● **TASK INPUTS**:

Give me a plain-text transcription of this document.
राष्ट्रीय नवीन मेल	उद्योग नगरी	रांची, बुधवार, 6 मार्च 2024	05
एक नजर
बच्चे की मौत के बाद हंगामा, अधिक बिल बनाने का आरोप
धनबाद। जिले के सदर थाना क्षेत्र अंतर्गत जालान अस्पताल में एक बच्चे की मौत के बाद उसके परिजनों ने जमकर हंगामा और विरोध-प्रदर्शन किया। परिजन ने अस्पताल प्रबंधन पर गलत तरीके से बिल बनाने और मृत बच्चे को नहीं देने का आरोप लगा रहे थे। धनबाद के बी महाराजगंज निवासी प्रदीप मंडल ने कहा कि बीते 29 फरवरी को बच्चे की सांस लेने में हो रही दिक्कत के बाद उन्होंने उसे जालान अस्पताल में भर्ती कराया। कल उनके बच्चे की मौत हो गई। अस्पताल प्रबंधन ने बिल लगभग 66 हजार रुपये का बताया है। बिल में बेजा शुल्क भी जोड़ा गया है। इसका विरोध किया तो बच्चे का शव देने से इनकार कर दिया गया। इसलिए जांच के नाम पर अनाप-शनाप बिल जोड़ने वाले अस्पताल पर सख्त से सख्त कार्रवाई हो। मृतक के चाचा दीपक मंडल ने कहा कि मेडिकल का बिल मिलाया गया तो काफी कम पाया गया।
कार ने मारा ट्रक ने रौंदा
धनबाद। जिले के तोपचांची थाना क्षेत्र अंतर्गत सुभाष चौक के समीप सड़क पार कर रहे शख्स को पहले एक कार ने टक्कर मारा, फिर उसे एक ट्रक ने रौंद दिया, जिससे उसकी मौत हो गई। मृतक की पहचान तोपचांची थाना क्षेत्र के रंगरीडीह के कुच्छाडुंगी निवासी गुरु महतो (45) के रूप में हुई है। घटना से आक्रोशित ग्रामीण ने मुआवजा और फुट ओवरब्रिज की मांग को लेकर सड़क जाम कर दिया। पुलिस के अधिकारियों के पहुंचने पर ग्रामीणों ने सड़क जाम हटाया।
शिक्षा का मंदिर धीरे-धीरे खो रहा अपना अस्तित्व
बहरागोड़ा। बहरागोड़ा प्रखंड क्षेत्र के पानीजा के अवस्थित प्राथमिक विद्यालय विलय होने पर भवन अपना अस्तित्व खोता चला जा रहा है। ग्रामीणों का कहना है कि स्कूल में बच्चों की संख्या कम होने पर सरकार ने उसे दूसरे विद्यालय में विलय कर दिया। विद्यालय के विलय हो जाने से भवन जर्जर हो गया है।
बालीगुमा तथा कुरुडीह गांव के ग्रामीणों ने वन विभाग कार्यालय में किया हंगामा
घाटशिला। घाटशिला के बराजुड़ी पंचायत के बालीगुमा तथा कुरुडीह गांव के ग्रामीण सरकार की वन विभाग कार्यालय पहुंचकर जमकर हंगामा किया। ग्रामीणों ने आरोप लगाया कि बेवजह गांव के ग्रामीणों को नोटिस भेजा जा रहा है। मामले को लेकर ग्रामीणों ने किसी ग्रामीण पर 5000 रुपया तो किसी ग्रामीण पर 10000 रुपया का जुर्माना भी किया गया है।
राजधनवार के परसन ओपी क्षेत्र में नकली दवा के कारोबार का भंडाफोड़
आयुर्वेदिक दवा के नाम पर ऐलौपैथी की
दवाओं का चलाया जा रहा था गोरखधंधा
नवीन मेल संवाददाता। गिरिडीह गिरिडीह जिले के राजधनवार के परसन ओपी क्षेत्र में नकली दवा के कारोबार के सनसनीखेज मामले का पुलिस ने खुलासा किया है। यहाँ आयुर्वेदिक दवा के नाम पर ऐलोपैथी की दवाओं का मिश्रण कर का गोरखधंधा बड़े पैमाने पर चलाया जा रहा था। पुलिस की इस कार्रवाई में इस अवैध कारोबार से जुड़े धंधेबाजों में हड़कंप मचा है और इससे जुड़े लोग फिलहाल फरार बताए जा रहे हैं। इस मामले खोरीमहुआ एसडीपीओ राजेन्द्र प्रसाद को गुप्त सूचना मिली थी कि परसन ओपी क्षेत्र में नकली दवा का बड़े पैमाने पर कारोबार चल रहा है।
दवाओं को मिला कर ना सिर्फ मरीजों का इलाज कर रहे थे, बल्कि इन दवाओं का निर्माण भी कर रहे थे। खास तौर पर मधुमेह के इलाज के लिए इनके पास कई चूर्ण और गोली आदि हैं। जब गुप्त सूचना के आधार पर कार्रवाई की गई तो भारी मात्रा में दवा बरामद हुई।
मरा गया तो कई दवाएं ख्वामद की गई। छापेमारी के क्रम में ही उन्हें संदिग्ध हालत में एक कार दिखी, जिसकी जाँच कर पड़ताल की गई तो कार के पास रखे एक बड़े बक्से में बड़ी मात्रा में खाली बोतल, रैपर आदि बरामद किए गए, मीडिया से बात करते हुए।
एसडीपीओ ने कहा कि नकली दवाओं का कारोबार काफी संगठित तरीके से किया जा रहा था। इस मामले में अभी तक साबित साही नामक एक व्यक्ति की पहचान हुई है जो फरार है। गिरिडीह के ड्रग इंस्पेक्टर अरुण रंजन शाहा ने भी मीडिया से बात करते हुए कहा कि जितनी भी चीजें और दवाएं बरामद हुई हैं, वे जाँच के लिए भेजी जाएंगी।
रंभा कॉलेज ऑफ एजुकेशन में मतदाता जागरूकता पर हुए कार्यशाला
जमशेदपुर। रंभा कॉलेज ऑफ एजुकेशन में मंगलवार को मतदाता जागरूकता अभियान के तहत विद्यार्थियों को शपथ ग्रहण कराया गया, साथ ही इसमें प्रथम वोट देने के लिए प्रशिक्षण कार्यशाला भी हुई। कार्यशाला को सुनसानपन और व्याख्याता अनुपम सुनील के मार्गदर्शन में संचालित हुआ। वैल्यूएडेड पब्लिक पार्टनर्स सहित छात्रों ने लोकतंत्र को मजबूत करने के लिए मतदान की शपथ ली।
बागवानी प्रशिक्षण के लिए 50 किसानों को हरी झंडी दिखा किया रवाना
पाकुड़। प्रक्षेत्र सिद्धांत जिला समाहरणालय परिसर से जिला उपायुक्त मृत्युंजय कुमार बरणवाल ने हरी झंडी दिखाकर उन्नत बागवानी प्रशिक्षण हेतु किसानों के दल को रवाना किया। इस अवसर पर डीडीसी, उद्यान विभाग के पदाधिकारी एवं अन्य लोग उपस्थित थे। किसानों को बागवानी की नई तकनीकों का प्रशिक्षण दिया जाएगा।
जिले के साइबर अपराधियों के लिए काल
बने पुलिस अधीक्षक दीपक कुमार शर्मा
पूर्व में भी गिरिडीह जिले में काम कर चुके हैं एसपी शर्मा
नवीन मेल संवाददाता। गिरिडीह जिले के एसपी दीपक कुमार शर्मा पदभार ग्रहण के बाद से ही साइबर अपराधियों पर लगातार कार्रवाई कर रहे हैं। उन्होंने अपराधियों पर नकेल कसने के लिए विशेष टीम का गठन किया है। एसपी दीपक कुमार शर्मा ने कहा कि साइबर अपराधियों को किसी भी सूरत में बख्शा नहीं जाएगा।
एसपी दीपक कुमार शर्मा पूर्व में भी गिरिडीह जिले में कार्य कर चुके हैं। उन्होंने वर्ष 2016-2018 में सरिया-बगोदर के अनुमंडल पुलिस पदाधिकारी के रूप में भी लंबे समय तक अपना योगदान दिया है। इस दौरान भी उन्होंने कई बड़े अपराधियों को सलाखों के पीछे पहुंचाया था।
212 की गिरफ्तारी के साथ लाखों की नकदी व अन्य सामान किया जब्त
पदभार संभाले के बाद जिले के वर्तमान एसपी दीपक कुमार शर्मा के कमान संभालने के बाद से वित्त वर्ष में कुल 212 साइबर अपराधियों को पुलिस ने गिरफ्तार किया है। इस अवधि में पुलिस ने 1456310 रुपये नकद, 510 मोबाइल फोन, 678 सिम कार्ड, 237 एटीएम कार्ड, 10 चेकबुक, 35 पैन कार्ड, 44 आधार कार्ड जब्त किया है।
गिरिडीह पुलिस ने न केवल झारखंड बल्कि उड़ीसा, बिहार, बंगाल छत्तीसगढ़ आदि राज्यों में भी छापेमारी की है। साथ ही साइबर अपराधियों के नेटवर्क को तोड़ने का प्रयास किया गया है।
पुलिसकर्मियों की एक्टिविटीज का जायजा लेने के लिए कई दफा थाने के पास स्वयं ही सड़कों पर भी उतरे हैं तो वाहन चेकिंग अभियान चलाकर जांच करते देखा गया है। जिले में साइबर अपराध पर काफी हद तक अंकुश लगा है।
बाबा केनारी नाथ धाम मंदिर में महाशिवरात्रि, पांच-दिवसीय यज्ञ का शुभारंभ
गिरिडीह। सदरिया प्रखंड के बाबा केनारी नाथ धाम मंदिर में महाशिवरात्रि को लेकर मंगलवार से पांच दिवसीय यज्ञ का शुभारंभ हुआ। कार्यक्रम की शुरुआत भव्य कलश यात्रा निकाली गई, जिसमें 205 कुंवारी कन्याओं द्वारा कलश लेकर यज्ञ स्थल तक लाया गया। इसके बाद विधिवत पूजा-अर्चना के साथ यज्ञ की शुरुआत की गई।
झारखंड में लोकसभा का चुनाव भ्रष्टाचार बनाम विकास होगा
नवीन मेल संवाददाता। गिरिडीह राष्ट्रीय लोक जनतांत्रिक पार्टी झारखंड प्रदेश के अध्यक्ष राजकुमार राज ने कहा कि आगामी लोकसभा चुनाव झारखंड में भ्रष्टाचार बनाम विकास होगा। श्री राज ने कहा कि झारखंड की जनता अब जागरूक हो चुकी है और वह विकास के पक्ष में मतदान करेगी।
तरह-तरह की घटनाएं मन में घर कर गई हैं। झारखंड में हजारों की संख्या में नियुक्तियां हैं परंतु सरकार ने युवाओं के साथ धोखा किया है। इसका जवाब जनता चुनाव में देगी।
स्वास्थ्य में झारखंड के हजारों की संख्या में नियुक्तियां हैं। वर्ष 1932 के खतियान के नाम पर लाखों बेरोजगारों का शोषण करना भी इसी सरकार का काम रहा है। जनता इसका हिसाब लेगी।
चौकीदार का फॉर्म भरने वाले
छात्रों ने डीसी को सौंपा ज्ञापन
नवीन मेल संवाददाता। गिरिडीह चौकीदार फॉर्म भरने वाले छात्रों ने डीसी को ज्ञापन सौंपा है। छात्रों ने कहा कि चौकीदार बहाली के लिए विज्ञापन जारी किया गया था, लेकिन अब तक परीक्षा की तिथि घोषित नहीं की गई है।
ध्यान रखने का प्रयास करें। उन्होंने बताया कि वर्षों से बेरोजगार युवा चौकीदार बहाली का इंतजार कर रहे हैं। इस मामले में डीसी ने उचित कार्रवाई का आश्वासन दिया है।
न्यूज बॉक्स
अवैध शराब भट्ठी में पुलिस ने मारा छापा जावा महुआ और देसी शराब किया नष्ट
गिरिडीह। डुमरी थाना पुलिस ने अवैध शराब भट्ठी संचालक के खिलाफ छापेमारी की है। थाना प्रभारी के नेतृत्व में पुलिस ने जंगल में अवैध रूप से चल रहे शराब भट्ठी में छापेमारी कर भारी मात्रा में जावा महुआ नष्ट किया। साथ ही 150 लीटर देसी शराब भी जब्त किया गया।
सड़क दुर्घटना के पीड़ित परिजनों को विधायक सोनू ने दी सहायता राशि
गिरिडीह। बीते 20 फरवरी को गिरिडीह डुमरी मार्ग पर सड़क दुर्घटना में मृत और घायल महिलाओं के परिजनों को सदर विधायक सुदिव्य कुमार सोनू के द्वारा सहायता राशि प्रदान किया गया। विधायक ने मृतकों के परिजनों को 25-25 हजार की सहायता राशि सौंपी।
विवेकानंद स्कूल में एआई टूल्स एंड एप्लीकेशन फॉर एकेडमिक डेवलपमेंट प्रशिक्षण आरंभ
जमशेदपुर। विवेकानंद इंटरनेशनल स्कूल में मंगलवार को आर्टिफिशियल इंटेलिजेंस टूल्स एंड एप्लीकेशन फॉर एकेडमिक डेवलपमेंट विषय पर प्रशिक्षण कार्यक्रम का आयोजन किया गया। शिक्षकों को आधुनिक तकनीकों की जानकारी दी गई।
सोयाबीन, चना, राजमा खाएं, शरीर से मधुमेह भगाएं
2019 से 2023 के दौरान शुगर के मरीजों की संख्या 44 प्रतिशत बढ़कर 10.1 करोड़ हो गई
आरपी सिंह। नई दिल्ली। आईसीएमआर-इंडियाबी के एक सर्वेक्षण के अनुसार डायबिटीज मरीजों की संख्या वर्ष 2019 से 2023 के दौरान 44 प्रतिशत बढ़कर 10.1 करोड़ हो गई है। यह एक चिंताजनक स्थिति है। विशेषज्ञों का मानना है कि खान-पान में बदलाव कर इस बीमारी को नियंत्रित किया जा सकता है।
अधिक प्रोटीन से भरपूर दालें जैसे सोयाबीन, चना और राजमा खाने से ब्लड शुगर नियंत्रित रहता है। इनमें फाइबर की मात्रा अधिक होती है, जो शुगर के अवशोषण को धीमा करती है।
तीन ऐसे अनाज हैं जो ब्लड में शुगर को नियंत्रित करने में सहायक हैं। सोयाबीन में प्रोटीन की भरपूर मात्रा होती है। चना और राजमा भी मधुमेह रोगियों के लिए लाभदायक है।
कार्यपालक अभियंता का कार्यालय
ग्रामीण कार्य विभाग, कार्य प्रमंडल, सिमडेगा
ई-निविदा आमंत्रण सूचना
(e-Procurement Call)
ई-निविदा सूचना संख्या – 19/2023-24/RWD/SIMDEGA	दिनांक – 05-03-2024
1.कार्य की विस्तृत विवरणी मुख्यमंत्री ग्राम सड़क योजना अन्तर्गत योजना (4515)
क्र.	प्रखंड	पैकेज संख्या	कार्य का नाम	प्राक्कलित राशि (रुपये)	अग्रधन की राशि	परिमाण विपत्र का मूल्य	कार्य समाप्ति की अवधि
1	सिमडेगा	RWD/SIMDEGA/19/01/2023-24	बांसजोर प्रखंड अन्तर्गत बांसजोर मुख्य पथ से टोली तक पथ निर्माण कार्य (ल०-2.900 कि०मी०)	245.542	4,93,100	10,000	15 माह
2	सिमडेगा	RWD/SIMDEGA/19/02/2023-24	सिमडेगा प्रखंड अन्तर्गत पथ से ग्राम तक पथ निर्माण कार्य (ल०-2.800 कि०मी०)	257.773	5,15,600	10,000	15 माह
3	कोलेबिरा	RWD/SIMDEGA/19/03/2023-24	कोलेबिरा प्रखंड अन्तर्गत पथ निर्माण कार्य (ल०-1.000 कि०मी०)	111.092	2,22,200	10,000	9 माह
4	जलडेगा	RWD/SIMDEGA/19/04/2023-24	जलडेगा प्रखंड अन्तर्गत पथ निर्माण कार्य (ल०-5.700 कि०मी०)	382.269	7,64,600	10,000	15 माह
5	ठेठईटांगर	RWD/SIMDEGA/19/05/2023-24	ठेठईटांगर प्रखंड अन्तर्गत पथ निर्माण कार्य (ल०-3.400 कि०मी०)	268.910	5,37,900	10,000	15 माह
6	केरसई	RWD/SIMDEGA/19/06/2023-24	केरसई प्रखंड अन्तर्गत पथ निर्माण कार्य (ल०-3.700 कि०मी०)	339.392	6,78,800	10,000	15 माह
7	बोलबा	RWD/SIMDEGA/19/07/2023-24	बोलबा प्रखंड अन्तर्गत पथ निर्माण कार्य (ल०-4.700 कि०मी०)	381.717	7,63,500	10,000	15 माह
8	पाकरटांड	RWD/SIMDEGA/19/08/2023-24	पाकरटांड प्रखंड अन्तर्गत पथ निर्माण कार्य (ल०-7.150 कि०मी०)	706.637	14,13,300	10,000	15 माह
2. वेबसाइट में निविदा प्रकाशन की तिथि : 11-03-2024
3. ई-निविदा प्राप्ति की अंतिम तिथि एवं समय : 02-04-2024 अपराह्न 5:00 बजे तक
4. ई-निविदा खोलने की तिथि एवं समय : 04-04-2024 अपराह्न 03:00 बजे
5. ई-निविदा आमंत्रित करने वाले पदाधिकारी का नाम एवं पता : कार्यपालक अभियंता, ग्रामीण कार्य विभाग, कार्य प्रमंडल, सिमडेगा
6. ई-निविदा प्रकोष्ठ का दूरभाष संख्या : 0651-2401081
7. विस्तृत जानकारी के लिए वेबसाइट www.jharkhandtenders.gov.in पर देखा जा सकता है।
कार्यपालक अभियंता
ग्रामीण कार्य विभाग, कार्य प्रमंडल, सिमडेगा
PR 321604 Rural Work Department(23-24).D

● **EXERCISE**:
Where a line of the data holds "फरवर", show that line.

● **EXPECTED OUTPUT**:
धनबाद। जिले के सदर थाना क्षेत्र अंतर्गत जालान अस्पताल में एक बच्चे की मौत के बाद उसके परिजनों ने जमकर हंगामा और विरोध-प्रदर्शन किया। परिजन ने अस्पताल प्रबंधन पर गलत तरीके से बिल बनाने और मृत बच्चे को नहीं देने का आरोप लगा रहे थे। धनबाद के बी महाराजगंज निवासी प्रदीप मंडल ने कहा कि बीते 29 फरवरी को बच्चे की सांस लेने में हो रही दिक्कत के बाद उन्होंने उसे जालान अस्पताल में भर्ती कराया। कल उनके बच्चे की मौत हो गई। अस्पताल प्रबंधन ने बिल लगभग 66 हजार रुपये का बताया है। बिल में बेजा शुल्क भी जोड़ा गया है। इसका विरोध किया तो बच्चे का शव देने से इनकार कर दिया गया। इसलिए जांच के नाम पर अनाप-शनाप बिल जोड़ने वाले अस्पताल पर सख्त से सख्त कार्रवाई हो। मृतक के चाचा दीपक मंडल ने कहा कि मेडिकल का बिल मिलाया गया तो काफी कम पाया गया।
गिरिडीह। बीते 20 फरवरी को गिरिडीह डुमरी मार्ग पर सड़क दुर्घटना में मृत और घायल महिलाओं के परिजनों को सदर विधायक सुदिव्य कुमार सोनू के द्वारा सहायता राशि प्रदान किया गया। विधायक ने मृतकों के परिजनों को 25-25 हजार की सहायता राशि सौंपी।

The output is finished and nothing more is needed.